§ Short problem
Each entry should be quoted word for word, including every mark of punctuation.

(Records)

____________________

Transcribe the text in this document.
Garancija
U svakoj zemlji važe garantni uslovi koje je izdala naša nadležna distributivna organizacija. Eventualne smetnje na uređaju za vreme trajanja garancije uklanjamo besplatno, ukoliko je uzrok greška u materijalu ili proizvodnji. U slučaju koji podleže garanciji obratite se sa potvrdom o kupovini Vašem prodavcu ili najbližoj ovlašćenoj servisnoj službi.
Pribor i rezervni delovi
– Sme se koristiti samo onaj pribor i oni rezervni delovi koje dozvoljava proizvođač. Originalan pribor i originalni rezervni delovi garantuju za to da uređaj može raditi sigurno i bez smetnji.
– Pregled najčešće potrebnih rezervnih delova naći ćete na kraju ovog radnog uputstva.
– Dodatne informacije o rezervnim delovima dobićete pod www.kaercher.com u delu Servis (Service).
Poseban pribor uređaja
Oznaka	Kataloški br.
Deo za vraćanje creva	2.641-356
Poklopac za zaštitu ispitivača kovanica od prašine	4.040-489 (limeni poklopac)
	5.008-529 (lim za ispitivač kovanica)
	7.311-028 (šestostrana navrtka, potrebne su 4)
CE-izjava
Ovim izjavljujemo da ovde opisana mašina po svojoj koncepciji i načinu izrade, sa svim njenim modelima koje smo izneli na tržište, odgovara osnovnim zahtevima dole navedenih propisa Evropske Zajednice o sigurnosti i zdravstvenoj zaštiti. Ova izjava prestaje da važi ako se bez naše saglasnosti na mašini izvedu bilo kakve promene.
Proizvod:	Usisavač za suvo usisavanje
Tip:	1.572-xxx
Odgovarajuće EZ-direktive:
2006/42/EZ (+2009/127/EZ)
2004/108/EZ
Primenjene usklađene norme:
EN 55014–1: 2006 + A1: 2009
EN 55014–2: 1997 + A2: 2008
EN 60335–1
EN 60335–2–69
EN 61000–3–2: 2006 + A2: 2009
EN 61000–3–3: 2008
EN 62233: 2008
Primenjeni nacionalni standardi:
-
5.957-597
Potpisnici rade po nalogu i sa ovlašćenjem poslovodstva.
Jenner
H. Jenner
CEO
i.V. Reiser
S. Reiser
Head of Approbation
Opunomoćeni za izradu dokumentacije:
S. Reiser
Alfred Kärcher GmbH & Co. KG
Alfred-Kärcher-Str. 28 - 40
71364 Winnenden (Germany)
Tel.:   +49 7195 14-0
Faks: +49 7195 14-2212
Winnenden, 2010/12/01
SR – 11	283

____________________

§ Correct response
Transcribe the text in this document.
Garancija
U svakoj zemlji važe garantni uslovi koje je izdala naša nadležna distributivna organizacija. Eventualne smetnje na uređaju za vreme trajanja garancije uklanjamo besplatno, ukoliko je uzrok greška u materijalu ili proizvodnji. U slučaju koji podleže garanciji obratite se sa potvrdom o kupovini Vašem prodavcu ili najbližoj ovlašćenoj servisnoj službi.
Pribor i rezervni delovi
– Sme se koristiti samo onaj pribor i oni rezervni delovi koje dozvoljava proizvođač. Originalan pribor i originalni rezervni delovi garantuju za to da uređaj može raditi sigurno i bez smetnji.
– Pregled najčešće potrebnih rezervnih delova naći ćete na kraju ovog radnog uputstva.
– Dodatne informacije o rezervnim delovima dobićete pod www.kaercher.com u delu Servis (Service).
Poseban pribor uređaja
Oznaka	Kataloški br.
Deo za vraćanje creva	2.641-356
Poklopac za zaštitu ispitivača kovanica od prašine	4.040-489 (limeni poklopac)
	5.008-529 (lim za ispitivač kovanica)
	7.311-028 (šestostrana navrtka, potrebne su 4)
CE-izjava
Ovim izjavljujemo da ovde opisana mašina po svojoj koncepciji i načinu izrade, sa svim njenim modelima koje smo izneli na tržište, odgovara osnovnim zahtevima dole navedenih propisa Evropske Zajednice o sigurnosti i zdravstvenoj zaštiti. Ova izjava prestaje da važi ako se bez naše saglasnosti na mašini izvedu bilo kakve promene.
Proizvod:	Usisavač za suvo usisavanje
Tip:	1.572-xxx
Odgovarajuće EZ-direktive:
2006/42/EZ (+2009/127/EZ)
2004/108/EZ
Primenjene usklađene norme:
EN 55014–1: 2006 + A1: 2009
EN 55014–2: 1997 + A2: 2008
EN 60335–1
EN 60335–2–69
EN 61000–3–2: 2006 + A2: 2009
EN 61000–3–3: 2008
EN 62233: 2008
Primenjeni nacionalni standardi:
-
5.957-597
Potpisnici rade po nalogu i sa ovlašćenjem poslovodstva.
Jenner
H. Jenner
CEO
i.V. Reiser
S. Reiser
Head of Approbation
Opunomoćeni za izradu dokumentacije:
S. Reiser
Alfred Kärcher GmbH & Co. KG
Alfred-Kärcher-Str. 28 - 40
71364 Winnenden (Germany)
Tel.:   +49 7195 14-0
Faks: +49 7195 14-2212
Winnenden, 2010/12/01
SR – 11	283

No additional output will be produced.